++++ Passage cité ++++

Juridique

Le contrat de chantier : une discrète réalité qui pourrait se généraliser

Le contrat de chantier : une discrète réalité qui pourrait se généraliser
Guy Alfosea, avocat associé au cabinet La Garanderie & Associés, détaille les souplesses actuelles et possibles du contrat de travail.

Serpent de mer, l'introduction du contrat de chantier en informatique est partiellement déjà une réalité. Son extension est à nouveau envisagée. Les DSI pourrait voir leur organisation bouleversée par cette évolution du droit du travail. D'autant que le portage salarial, autre souplesse, a été récemment validé par une ordonnance dédiée.

PublicitéL'actualité bruisse du retour d'un serpent de mer : le contrat de chantier. Ce contrat hybride entre le CDD (contrat de travail à durée déterminée) et le CDI (contrat de travail à durée indéterminée) classiques, réclamé à cors et à cris par certains syndicats patronaux, est déjà partiellement une réalité. Son extension serait donc de nouveau envisagée. A moins qu'une autre modification des manières de rompre un contrat de travail ne soit décidée.
En ajoutant le portage salarial réhabilité et ce contrat de travail d'un nouveau genre, ces nouvelles formes de salariats ne risquent-elles pas de profondément bouleverser le petit monde de la prestation informatique et des DSI ? Réclamé par les SSII à leur seul profit, ce contrat, s'il devenait courant chez leurs clients, n'aboutirait-il pas à la ruine des SSII pratiquant la régie ? Bref, les SSII ne sont-elles pas tirées une balle de gros calibre dans le pied ?

++++

» Énoncé posé
Indiquez, s'il vous plaît, entre quels contrats le passage sur le contrat de chantier présente ce contrat comme un hybride. Les enregistrements ne servent pas ici.

++++ Enregistrements extraits ++++

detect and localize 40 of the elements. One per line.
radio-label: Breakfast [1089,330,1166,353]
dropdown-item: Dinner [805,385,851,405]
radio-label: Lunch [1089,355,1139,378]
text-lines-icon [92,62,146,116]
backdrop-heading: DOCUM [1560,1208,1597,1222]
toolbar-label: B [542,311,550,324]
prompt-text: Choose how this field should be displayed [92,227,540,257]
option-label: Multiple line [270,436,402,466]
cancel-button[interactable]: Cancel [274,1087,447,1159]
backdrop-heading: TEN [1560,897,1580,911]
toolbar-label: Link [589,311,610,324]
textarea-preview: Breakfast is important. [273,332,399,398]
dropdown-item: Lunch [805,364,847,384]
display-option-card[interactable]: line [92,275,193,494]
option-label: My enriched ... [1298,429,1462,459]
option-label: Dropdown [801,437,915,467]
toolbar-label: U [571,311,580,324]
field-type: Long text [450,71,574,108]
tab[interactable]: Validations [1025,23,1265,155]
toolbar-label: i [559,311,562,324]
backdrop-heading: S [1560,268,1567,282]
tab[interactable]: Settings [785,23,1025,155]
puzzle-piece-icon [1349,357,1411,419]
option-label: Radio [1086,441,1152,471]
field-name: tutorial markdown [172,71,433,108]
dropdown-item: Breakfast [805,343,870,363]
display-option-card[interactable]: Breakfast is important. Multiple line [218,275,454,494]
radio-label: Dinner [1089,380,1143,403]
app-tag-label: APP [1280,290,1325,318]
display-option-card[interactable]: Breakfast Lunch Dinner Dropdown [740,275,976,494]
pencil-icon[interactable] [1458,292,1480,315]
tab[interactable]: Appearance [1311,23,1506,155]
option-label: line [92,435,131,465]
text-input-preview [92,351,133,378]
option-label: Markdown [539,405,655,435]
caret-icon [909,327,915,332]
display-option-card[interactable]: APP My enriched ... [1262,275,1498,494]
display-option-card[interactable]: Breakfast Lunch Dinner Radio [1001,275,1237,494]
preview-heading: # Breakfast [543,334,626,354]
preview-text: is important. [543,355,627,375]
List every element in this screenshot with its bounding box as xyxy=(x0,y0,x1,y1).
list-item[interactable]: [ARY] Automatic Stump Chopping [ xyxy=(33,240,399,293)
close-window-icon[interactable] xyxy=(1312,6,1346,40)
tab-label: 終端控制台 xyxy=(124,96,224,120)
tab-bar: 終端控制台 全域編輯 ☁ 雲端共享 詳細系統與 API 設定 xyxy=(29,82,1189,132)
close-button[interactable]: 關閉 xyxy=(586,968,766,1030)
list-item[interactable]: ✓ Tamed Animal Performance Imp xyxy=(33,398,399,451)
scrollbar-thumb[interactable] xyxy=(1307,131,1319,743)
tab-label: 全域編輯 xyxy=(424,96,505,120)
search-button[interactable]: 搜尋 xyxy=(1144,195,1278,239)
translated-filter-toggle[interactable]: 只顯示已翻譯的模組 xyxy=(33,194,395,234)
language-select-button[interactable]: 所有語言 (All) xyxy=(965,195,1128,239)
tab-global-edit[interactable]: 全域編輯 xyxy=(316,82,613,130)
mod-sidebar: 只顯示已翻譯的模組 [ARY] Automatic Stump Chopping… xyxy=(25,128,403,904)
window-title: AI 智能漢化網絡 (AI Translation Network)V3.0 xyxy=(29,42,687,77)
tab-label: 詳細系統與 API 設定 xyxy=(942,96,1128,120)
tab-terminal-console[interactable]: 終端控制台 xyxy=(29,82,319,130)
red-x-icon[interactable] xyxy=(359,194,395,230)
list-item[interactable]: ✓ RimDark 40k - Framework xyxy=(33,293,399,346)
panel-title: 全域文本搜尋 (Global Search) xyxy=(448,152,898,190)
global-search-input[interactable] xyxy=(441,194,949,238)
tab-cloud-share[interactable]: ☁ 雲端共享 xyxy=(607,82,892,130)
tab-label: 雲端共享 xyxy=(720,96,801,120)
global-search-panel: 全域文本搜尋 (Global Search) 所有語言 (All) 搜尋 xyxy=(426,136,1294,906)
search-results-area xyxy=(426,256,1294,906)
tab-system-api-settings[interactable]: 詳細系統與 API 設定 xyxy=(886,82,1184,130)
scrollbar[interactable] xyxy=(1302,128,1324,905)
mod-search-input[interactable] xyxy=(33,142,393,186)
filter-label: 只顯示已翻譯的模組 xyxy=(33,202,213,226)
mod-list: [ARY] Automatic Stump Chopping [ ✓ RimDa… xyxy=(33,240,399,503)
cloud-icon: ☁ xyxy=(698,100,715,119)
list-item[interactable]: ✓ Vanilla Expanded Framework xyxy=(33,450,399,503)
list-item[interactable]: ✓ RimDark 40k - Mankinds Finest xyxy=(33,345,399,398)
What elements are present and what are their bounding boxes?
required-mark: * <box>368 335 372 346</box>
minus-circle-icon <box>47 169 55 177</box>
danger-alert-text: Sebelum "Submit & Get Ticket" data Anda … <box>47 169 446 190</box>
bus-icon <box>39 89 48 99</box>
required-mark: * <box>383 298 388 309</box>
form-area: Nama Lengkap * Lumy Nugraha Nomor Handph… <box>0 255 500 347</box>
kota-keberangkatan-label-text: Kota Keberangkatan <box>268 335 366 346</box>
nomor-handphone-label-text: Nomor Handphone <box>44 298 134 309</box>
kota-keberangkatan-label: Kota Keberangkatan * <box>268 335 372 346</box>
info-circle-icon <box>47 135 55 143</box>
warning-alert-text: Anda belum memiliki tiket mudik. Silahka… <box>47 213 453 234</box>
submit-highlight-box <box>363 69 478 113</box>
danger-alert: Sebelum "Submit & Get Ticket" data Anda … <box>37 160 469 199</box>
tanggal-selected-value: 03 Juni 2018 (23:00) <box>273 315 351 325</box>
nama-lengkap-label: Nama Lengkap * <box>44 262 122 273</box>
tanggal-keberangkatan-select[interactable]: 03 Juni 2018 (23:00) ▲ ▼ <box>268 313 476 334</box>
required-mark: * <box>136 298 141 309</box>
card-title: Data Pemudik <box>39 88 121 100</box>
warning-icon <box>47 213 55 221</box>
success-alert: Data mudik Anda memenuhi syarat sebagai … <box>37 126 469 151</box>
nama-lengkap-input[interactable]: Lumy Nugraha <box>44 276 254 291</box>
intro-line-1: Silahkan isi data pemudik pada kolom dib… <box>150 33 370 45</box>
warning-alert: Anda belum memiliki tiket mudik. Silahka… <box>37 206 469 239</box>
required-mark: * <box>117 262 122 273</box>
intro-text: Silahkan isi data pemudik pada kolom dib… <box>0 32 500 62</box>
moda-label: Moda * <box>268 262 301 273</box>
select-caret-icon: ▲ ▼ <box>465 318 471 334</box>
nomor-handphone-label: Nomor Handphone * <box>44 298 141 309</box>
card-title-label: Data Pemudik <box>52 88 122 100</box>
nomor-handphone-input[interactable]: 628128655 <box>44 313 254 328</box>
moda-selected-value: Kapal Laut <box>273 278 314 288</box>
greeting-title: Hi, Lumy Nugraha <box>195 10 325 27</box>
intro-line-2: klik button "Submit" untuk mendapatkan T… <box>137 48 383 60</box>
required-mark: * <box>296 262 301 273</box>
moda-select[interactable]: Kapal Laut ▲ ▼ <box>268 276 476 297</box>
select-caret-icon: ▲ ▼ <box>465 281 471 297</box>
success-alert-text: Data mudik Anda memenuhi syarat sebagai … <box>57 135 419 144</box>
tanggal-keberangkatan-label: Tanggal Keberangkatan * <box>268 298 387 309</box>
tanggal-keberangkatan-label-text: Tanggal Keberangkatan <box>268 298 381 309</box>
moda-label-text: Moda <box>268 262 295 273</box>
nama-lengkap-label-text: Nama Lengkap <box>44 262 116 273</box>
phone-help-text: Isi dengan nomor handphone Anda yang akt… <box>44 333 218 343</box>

++++

» Réponse attendue
Entre le CDD (contrat de travail à durée déterminée) et le CDI (contrat de travail à durée indéterminée) classiques.